▶ _取り組む問題_:
1. 本文について、次の問いに答えてください。
(a) 日本は何の「敗戦国」と呼ばれていますか？
(b) 日本のサバイバル戦略を示すために俯瞰される4か国はどこですか？
(c) 〈七つの戦争〉の最後に挙げられている分野は何ですか？
2. 本文の「新たな冷戦の水面下で忍び寄る〈七つの戦争〉。」から「覇権と覇権のはざまで脅かされる新冷戦時代を、我々は泳ぎ抜くことができるのか。」までを、両端の語句も含めて一字一句そのまま書き写してください。

新たな冷戦の水面下で忍び寄る〈七つの戦争〉。

覇権と覇権のはざまを、
日本はこうして泳ぎ抜く!

   -----

コロナ敗戦国、日本。
感染症危機に襲われながらも無為無策で通した我が国は、防衛力、行政効率、政治指導力、ありとあらゆる実力の程度を露呈させ、危機管理能力の欠如を知らしめてしまった。

にもかかわらず日本は、ますます覇権国化する中国と、それを迎え撃つアメリカとのはざまに位置する運命から逃れることができない。

覇権と覇権のはざまで脅かされる新冷戦時代を、我々は泳ぎ抜くことができるのか。

本書は親中でも反中でもなく、
ファクトから米中〈七つの戦争〉を分析し、
日中韓台4か国を俯瞰することで日本のサバイバル戦略を提示する。

【 それでも、日本なら生き抜ける! 】



◆本書の内容◆

■第1章 米中、七つの戦争
習近平の長期政権は「台湾統一」を前提にした了解事項――。
中国政府の方針に照らしても、米中の対立は長期化・全面化せざるを得ない。
(1)貿易、(2)技術、(3)人権、(4)金融、(5)コロナ、(6)外交、そして最後に(7)軍事まで。台湾有事を視野に〈七つの戦争〉の行く末を予測する。

▶ _データ_:
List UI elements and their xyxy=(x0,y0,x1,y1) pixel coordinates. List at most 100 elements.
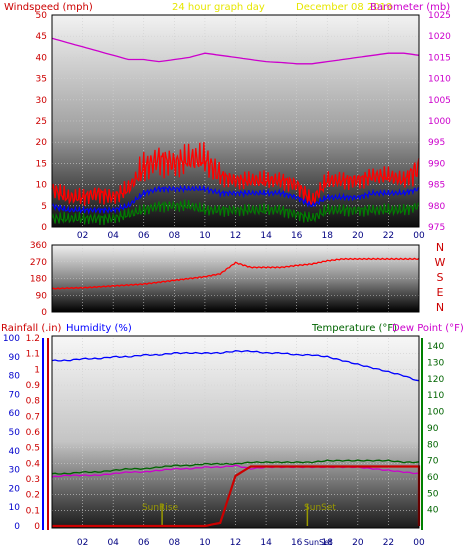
barometer-tick: 980 xyxy=(428,202,445,212)
wind-direction-line xyxy=(51,257,420,290)
rainfall-tick: 0.5 xyxy=(26,444,40,454)
humidity-tick: 50 xyxy=(9,428,21,438)
x-tick-label: 10 xyxy=(199,231,211,241)
barometer-tick: 995 xyxy=(428,138,445,148)
rainfall-tick: 1 xyxy=(34,365,40,375)
x-tick-label: 08 xyxy=(169,231,181,241)
humidity-tick: 0 xyxy=(14,522,20,532)
humidity-tick: 60 xyxy=(9,409,21,419)
x-tick-label: 00 xyxy=(413,231,425,241)
x-tick-label: 12 xyxy=(230,231,241,241)
windspeed-tick: 40 xyxy=(36,53,48,63)
rainfall-tick-labels: 0 0.1 0.2 0.3 0.4 0.5 0.6 0.7 0.8 0.9 1 1.1 1.2 xyxy=(26,334,41,532)
compass-letter: W xyxy=(435,256,446,269)
rainfall-tick: 0.2 xyxy=(26,491,40,501)
climate-time-tick-labels: 02 04 06 08 10 12 14 16 18 20 22 00 xyxy=(77,538,425,548)
temperature-tick: 130 xyxy=(427,359,444,369)
windspeed-tick: 15 xyxy=(36,159,47,169)
direction-tick-labels: 0 90 180 270 360 xyxy=(30,241,47,318)
barometer-tick: 1025 xyxy=(428,11,451,21)
direction-plot-frame xyxy=(51,244,420,313)
humidity-tick: 100 xyxy=(3,334,20,344)
x-tick-label: 00 xyxy=(413,538,425,548)
x-tick-label: 08 xyxy=(169,538,181,548)
wind-gust-line xyxy=(51,142,420,206)
windspeed-tick: 30 xyxy=(36,96,48,106)
dew-point-axis-title: Dew Point (°F) xyxy=(392,323,464,334)
rainfall-tick: 0.9 xyxy=(26,381,41,391)
rainfall-tick: 0.7 xyxy=(26,412,40,422)
barometer-line xyxy=(51,37,420,65)
temperature-tick: 40 xyxy=(427,506,439,516)
humidity-tick: 80 xyxy=(9,372,21,382)
wind-low-line xyxy=(51,199,420,226)
climate-plot-frame xyxy=(51,335,420,529)
barometer-tick: 1010 xyxy=(428,75,451,85)
x-tick-label: 16 xyxy=(291,231,303,241)
direction-tick: 360 xyxy=(30,241,47,251)
windspeed-axis-title: Windspeed (mph) xyxy=(4,2,93,13)
temperature-axis-title: Temperature (°F) xyxy=(311,323,397,334)
windspeed-tick: 10 xyxy=(36,181,48,191)
barometer-tick: 1015 xyxy=(428,53,451,63)
compass-letter: S xyxy=(437,271,444,284)
temperature-tick: 100 xyxy=(427,408,444,418)
temperature-tick: 120 xyxy=(427,375,444,385)
x-tick-label: 22 xyxy=(383,538,394,548)
windspeed-tick: 35 xyxy=(36,75,47,85)
temperature-tick: 90 xyxy=(427,424,439,434)
direction-tick: 180 xyxy=(30,275,47,285)
temperature-tick: 140 xyxy=(427,342,444,352)
sun-markers xyxy=(161,504,309,526)
x-tick-label: 14 xyxy=(260,231,272,241)
barometer-tick-labels: 975 980 985 990 995 1000 1005 1010 1015 1020 1025 xyxy=(428,11,451,233)
wind-series xyxy=(51,37,420,226)
barometer-tick: 975 xyxy=(428,223,445,233)
windspeed-tick: 0 xyxy=(41,223,47,233)
barometer-tick: 1005 xyxy=(428,96,451,106)
temperature-tick: 80 xyxy=(427,440,439,450)
barometer-tick: 1020 xyxy=(428,32,451,42)
rainfall-tick: 0 xyxy=(34,522,40,532)
x-tick-label: 16 xyxy=(291,538,303,548)
rainfall-line xyxy=(52,465,421,528)
direction-series xyxy=(51,257,420,290)
x-tick-label: 02 xyxy=(77,231,88,241)
direction-tick: 0 xyxy=(41,308,47,318)
windspeed-tick: 20 xyxy=(36,138,48,148)
windspeed-tick: 50 xyxy=(36,11,48,21)
x-tick-label: 04 xyxy=(107,538,119,548)
wind-time-tick-labels: 02 04 06 08 10 12 14 16 18 20 22 00 xyxy=(77,231,425,241)
windspeed-tick: 25 xyxy=(36,117,47,127)
graph-period-title: 24 hour graph day xyxy=(172,2,265,13)
x-tick-label: 04 xyxy=(107,231,119,241)
windspeed-tick-labels: 0 5 10 15 20 25 30 35 40 45 50 xyxy=(36,11,48,233)
humidity-tick: 40 xyxy=(9,447,21,457)
wind-plot-frame xyxy=(51,14,420,228)
x-tick-label: 10 xyxy=(199,538,211,548)
temperature-tick: 60 xyxy=(427,473,439,483)
x-tick-label: 18 xyxy=(322,538,334,548)
x-tick-label: 20 xyxy=(352,538,364,548)
rainfall-axis-title: Rainfall (.in) xyxy=(1,323,62,334)
compass-letter: N xyxy=(436,241,444,254)
humidity-tick: 10 xyxy=(9,503,21,513)
humidity-line xyxy=(51,350,420,382)
direction-tick: 90 xyxy=(36,291,48,301)
humidity-tick: 20 xyxy=(9,484,21,494)
rainfall-tick: 0.6 xyxy=(26,428,41,438)
windspeed-tick: 45 xyxy=(36,32,47,42)
barometer-tick: 1000 xyxy=(428,117,451,127)
x-tick-label: 02 xyxy=(77,538,88,548)
barometer-axis-title: Barometer (mb) xyxy=(370,2,450,13)
compass-letter: E xyxy=(437,286,444,299)
humidity-tick: 70 xyxy=(9,390,21,400)
barometer-tick: 985 xyxy=(428,181,445,191)
x-tick-label: 14 xyxy=(260,538,272,548)
rainfall-tick: 0.4 xyxy=(26,459,41,469)
rainfall-tick: 1.2 xyxy=(26,334,40,344)
sunset-axis-label: SunSet xyxy=(304,538,332,547)
temperature-tick-labels: 40 50 60 70 80 90 100 110 120 130 140 xyxy=(427,342,444,515)
rainfall-tick: 1.1 xyxy=(26,350,40,360)
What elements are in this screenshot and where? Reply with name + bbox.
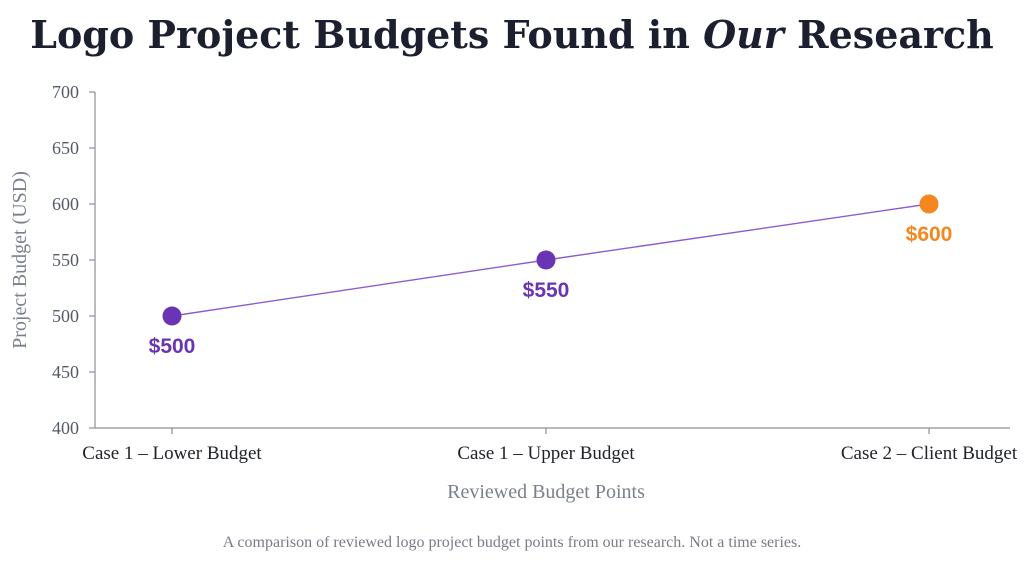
y-tick-label: 700 bbox=[52, 82, 79, 102]
chart-title-part-3: Research bbox=[784, 12, 994, 57]
x-tick-label: Case 1 – Lower Budget bbox=[82, 443, 262, 464]
series-group: $500 $550 $600 bbox=[149, 194, 953, 358]
data-point bbox=[162, 306, 182, 326]
data-label: $550 bbox=[523, 279, 570, 302]
chart-title-part-2: Our bbox=[703, 12, 787, 57]
chart-title-part-1: Logo Project Budgets Found in bbox=[30, 12, 703, 57]
y-tick-label: 400 bbox=[52, 418, 79, 438]
y-tick-label: 600 bbox=[52, 194, 79, 214]
y-tick-label: 550 bbox=[52, 250, 79, 270]
y-axis-label: Project Budget (USD) bbox=[9, 171, 31, 349]
y-tick-label: 650 bbox=[52, 138, 79, 158]
x-axis-label: Reviewed Budget Points bbox=[447, 481, 645, 503]
x-axis-ticks: Case 1 – Lower Budget Case 1 – Upper Budg… bbox=[82, 428, 1018, 464]
x-tick-label: Case 1 – Upper Budget bbox=[457, 443, 635, 464]
data-point bbox=[536, 250, 556, 270]
y-tick-label: 500 bbox=[52, 306, 79, 326]
y-tick-label: 450 bbox=[52, 362, 79, 382]
y-axis-ticks: 400 450 500 550 600 650 700 bbox=[52, 82, 95, 438]
data-label: $600 bbox=[906, 223, 953, 246]
chart-caption: A comparison of reviewed logo project bu… bbox=[223, 534, 802, 551]
chart-title: Logo Project Budgets Found in Our Resear… bbox=[30, 12, 994, 57]
x-tick-label: Case 2 – Client Budget bbox=[841, 443, 1018, 464]
data-point bbox=[919, 194, 939, 214]
data-label: $500 bbox=[149, 335, 196, 358]
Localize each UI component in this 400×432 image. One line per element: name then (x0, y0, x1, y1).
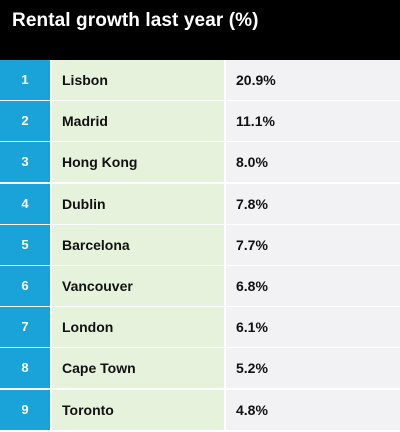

▶ _解答一覧_:
1.
(a) コロナ
(b) 日本、中国、韓国、台湾
(c) 軍事

2.
新たな冷戦の水面下で忍び寄る〈七つの戦争〉。

覇権と覇権のはざまを、
日本はこうして泳ぎ抜く!

   -----

コロナ敗戦国、日本。
感染症危機に襲われながらも無為無策で通した我が国は、防衛力、行政効率、政治指導力、ありとあらゆる実力の程度を露呈させ、危機管理能力の欠如を知らしめてしまった。

にもかかわらず日本は、ますます覇権国化する中国と、それを迎え撃つアメリカとのはざまに位置する運命から逃れることができない。

覇権と覇権のはざまで脅かされる新冷戦時代を、我々は泳ぎ抜くことができるのか。